- [TASK PROMPT]: Each line of the material must be repeated precisely, with the pictures left out.
BEGIN INPUT ROWS
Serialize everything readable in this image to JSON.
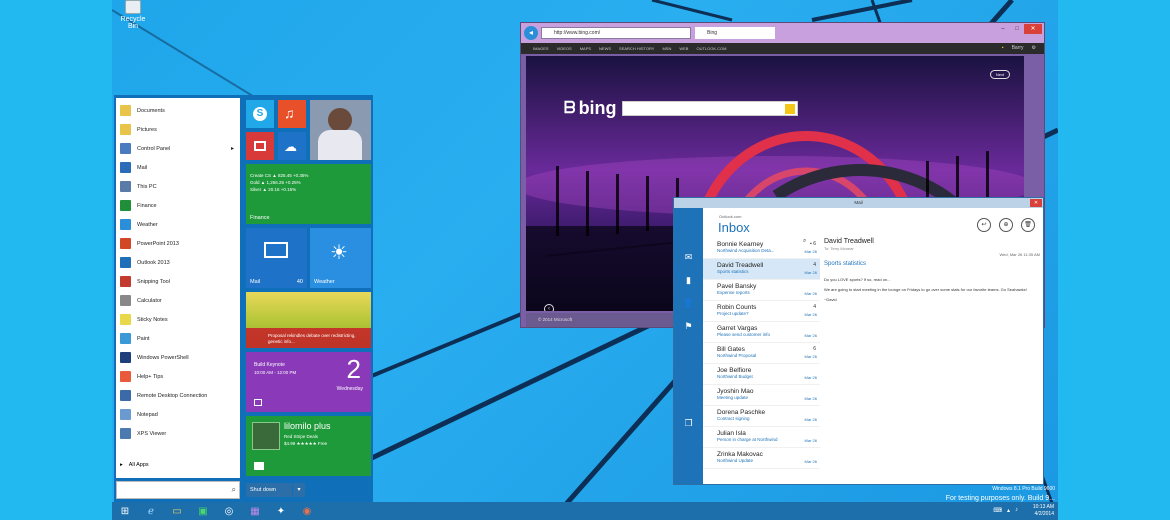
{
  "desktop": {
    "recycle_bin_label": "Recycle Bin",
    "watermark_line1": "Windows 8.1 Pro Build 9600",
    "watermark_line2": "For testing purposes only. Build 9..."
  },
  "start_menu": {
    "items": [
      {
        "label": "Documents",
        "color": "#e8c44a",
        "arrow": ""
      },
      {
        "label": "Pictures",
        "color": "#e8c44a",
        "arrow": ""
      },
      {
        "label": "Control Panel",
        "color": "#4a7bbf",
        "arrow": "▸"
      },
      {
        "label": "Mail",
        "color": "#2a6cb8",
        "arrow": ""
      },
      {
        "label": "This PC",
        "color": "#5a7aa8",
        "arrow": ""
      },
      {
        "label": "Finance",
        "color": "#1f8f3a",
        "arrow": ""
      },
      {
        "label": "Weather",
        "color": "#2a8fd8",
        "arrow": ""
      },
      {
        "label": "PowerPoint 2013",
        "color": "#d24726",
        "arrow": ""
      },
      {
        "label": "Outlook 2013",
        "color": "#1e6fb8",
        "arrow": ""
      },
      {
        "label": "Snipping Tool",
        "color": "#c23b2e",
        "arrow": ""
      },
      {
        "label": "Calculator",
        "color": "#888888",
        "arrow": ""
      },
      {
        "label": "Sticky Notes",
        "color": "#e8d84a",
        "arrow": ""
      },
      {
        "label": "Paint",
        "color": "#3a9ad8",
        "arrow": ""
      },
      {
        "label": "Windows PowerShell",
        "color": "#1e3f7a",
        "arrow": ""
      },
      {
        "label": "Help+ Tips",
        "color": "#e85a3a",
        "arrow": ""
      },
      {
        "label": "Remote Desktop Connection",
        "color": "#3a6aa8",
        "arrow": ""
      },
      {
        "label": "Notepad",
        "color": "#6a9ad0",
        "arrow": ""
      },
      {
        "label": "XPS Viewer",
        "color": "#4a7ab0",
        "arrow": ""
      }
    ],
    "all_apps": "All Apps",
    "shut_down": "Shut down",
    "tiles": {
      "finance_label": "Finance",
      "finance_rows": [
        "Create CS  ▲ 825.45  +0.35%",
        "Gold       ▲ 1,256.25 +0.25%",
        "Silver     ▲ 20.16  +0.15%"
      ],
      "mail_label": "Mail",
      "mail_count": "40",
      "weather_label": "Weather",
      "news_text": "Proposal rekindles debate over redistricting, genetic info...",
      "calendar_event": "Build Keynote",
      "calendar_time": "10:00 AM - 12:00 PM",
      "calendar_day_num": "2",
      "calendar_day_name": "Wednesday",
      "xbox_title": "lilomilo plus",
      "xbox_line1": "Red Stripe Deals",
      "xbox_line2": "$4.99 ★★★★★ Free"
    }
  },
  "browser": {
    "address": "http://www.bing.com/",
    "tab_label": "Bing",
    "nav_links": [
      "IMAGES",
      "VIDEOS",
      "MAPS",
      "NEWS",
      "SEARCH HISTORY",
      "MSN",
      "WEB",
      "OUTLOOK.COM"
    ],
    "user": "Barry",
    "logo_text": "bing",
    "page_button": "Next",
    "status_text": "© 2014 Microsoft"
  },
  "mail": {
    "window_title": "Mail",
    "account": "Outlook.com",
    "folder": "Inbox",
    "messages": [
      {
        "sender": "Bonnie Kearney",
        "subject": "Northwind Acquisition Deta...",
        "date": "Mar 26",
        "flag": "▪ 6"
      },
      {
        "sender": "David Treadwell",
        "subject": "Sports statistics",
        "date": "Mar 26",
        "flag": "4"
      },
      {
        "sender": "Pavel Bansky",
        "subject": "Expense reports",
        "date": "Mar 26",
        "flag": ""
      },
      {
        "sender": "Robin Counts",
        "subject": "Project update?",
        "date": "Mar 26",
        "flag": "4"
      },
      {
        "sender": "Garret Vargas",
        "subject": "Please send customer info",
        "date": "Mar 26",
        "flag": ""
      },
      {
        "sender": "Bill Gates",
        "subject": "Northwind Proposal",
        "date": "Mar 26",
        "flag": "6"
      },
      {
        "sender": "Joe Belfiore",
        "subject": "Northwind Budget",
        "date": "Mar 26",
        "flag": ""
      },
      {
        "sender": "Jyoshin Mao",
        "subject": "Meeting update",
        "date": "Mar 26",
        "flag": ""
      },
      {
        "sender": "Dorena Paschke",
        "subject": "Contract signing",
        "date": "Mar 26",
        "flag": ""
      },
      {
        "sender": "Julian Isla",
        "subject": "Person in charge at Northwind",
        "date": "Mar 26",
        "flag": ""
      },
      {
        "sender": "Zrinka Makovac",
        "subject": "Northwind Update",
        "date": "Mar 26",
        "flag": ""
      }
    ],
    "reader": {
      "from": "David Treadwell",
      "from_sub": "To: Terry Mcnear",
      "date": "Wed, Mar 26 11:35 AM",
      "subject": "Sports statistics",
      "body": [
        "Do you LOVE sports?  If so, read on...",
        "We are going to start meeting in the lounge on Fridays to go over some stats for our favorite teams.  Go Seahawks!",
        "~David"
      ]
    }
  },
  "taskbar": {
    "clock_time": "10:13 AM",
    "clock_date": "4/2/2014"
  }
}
END INPUT ROWS
- [THE RESPONSE]:
Serialize everything readable in this image to JSON.
{
  "desktop": {
    "recycle_bin_label": "Recycle Bin",
    "watermark_line1": "Windows 8.1 Pro Build 9600",
    "watermark_line2": "For testing purposes only. Build 9..."
  },
  "start_menu": {
    "items": [
      {
        "label": "Documents",
        "color": "#e8c44a",
        "arrow": ""
      },
      {
        "label": "Pictures",
        "color": "#e8c44a",
        "arrow": ""
      },
      {
        "label": "Control Panel",
        "color": "#4a7bbf",
        "arrow": "▸"
      },
      {
        "label": "Mail",
        "color": "#2a6cb8",
        "arrow": ""
      },
      {
        "label": "This PC",
        "color": "#5a7aa8",
        "arrow": ""
      },
      {
        "label": "Finance",
        "color": "#1f8f3a",
        "arrow": ""
      },
      {
        "label": "Weather",
        "color": "#2a8fd8",
        "arrow": ""
      },
      {
        "label": "PowerPoint 2013",
        "color": "#d24726",
        "arrow": ""
      },
      {
        "label": "Outlook 2013",
        "color": "#1e6fb8",
        "arrow": ""
      },
      {
        "label": "Snipping Tool",
        "color": "#c23b2e",
        "arrow": ""
      },
      {
        "label": "Calculator",
        "color": "#888888",
        "arrow": ""
      },
      {
        "label": "Sticky Notes",
        "color": "#e8d84a",
        "arrow": ""
      },
      {
        "label": "Paint",
        "color": "#3a9ad8",
        "arrow": ""
      },
      {
        "label": "Windows PowerShell",
        "color": "#1e3f7a",
        "arrow": ""
      },
      {
        "label": "Help+ Tips",
        "color": "#e85a3a",
        "arrow": ""
      },
      {
        "label": "Remote Desktop Connection",
        "color": "#3a6aa8",
        "arrow": ""
      },
      {
        "label": "Notepad",
        "color": "#6a9ad0",
        "arrow": ""
      },
      {
        "label": "XPS Viewer",
        "color": "#4a7ab0",
        "arrow": ""
      }
    ],
    "all_apps": "All Apps",
    "shut_down": "Shut down",
    "tiles": {
      "finance_label": "Finance",
      "finance_rows": [
        "Create CS  ▲ 825.45  +0.35%",
        "Gold       ▲ 1,256.25 +0.25%",
        "Silver     ▲ 20.16  +0.15%"
      ],
      "mail_label": "Mail",
      "mail_count": "40",
      "weather_label": "Weather",
      "news_text": "Proposal rekindles debate over redistricting, genetic info...",
      "calendar_event": "Build Keynote",
      "calendar_time": "10:00 AM - 12:00 PM",
      "calendar_day_num": "2",
      "calendar_day_name": "Wednesday",
      "xbox_title": "lilomilo plus",
      "xbox_line1": "Red Stripe Deals",
      "xbox_line2": "$4.99 ★★★★★ Free"
    }
  },
  "browser": {
    "address": "http://www.bing.com/",
    "tab_label": "Bing",
    "nav_links": [
      "IMAGES",
      "VIDEOS",
      "MAPS",
      "NEWS",
      "SEARCH HISTORY",
      "MSN",
      "WEB",
      "OUTLOOK.COM"
    ],
    "user": "Barry",
    "logo_text": "bing",
    "page_button": "Next",
    "status_text": "© 2014 Microsoft"
  },
  "mail": {
    "window_title": "Mail",
    "account": "Outlook.com",
    "folder": "Inbox",
    "messages": [
      {
        "sender": "Bonnie Kearney",
        "subject": "Northwind Acquisition Deta...",
        "date": "Mar 26",
        "flag": "▪ 6"
      },
      {
        "sender": "David Treadwell",
        "subject": "Sports statistics",
        "date": "Mar 26",
        "flag": "4"
      },
      {
        "sender": "Pavel Bansky",
        "subject": "Expense reports",
        "date": "Mar 26",
        "flag": ""
      },
      {
        "sender": "Robin Counts",
        "subject": "Project update?",
        "date": "Mar 26",
        "flag": "4"
      },
      {
        "sender": "Garret Vargas",
        "subject": "Please send customer info",
        "date": "Mar 26",
        "flag": ""
      },
      {
        "sender": "Bill Gates",
        "subject": "Northwind Proposal",
        "date": "Mar 26",
        "flag": "6"
      },
      {
        "sender": "Joe Belfiore",
        "subject": "Northwind Budget",
        "date": "Mar 26",
        "flag": ""
      },
      {
        "sender": "Jyoshin Mao",
        "subject": "Meeting update",
        "date": "Mar 26",
        "flag": ""
      },
      {
        "sender": "Dorena Paschke",
        "subject": "Contract signing",
        "date": "Mar 26",
        "flag": ""
      },
      {
        "sender": "Julian Isla",
        "subject": "Person in charge at Northwind",
        "date": "Mar 26",
        "flag": ""
      },
      {
        "sender": "Zrinka Makovac",
        "subject": "Northwind Update",
        "date": "Mar 26",
        "flag": ""
      }
    ],
    "reader": {
      "from": "David Treadwell",
      "from_sub": "To: Terry Mcnear",
      "date": "Wed, Mar 26 11:35 AM",
      "subject": "Sports statistics",
      "body": [
        "Do you LOVE sports?  If so, read on...",
        "We are going to start meeting in the lounge on Fridays to go over some stats for our favorite teams.  Go Seahawks!",
        "~David"
      ]
    }
  },
  "taskbar": {
    "clock_time": "10:13 AM",
    "clock_date": "4/2/2014"
  }
}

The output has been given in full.